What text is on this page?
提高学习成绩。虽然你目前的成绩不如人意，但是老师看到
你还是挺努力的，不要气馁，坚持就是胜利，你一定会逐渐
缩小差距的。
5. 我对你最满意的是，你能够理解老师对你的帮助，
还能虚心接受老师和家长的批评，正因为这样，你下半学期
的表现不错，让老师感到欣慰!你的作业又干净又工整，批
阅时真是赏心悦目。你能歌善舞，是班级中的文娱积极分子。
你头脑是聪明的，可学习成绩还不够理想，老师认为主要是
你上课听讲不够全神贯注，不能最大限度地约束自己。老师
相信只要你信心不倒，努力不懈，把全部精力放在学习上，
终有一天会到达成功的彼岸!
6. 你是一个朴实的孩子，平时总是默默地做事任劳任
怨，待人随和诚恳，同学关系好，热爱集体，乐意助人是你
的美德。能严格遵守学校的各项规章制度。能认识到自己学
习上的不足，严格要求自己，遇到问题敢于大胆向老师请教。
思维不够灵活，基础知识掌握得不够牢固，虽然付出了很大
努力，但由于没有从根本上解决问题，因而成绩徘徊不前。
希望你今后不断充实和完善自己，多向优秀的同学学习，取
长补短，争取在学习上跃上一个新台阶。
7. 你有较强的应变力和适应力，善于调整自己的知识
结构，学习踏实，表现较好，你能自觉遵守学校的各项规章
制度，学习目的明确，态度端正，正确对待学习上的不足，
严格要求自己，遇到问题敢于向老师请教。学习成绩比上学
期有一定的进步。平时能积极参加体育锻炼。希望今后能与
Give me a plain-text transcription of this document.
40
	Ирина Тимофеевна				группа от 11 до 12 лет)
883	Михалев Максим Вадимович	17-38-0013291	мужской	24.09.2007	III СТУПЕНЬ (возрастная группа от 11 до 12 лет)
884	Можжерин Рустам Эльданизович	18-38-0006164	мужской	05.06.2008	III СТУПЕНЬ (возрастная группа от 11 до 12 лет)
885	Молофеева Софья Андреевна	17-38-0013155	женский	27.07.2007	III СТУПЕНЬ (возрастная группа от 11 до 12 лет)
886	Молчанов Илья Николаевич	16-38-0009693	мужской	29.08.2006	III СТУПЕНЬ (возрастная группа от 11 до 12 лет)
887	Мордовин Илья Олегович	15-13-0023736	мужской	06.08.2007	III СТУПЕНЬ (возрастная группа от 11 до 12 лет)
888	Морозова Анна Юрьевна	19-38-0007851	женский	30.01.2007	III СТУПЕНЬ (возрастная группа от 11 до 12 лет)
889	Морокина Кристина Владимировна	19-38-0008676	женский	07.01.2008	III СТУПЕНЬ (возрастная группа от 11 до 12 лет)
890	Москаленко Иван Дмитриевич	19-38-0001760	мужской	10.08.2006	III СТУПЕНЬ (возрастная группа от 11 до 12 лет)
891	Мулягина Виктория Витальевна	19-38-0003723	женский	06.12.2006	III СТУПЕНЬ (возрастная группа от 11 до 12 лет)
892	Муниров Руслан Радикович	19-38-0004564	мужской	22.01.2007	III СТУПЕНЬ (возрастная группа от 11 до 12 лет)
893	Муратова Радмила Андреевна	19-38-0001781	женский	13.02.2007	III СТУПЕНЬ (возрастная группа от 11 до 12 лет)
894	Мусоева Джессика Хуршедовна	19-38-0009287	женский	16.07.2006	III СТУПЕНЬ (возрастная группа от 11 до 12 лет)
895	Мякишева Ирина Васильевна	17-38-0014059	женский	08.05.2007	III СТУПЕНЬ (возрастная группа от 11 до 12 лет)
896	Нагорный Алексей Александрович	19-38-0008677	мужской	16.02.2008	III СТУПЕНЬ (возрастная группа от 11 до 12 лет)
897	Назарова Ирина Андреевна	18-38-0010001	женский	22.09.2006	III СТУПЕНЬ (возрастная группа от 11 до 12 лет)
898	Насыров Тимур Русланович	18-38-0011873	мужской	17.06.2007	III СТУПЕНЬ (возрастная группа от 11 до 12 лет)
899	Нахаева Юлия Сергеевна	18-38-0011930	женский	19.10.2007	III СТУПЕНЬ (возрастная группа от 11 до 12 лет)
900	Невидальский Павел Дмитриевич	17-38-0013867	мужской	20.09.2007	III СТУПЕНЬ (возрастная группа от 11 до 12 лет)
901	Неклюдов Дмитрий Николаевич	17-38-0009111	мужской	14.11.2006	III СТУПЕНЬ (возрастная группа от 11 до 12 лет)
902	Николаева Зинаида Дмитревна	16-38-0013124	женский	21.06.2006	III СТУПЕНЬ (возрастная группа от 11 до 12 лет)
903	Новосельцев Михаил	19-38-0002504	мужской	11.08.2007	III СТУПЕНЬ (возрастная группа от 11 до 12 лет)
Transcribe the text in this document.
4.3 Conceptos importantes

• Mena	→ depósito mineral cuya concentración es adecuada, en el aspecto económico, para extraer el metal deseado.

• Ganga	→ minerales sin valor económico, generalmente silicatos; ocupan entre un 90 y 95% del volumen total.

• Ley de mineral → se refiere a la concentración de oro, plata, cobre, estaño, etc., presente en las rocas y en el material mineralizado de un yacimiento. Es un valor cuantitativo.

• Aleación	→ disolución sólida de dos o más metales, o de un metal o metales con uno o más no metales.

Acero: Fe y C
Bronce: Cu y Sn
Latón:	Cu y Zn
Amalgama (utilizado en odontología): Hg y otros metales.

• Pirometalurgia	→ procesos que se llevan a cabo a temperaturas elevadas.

* THE PROBLEM
Return only the number of lines in the entries that contain the string "this".

* EXERCISE OUTPUT
3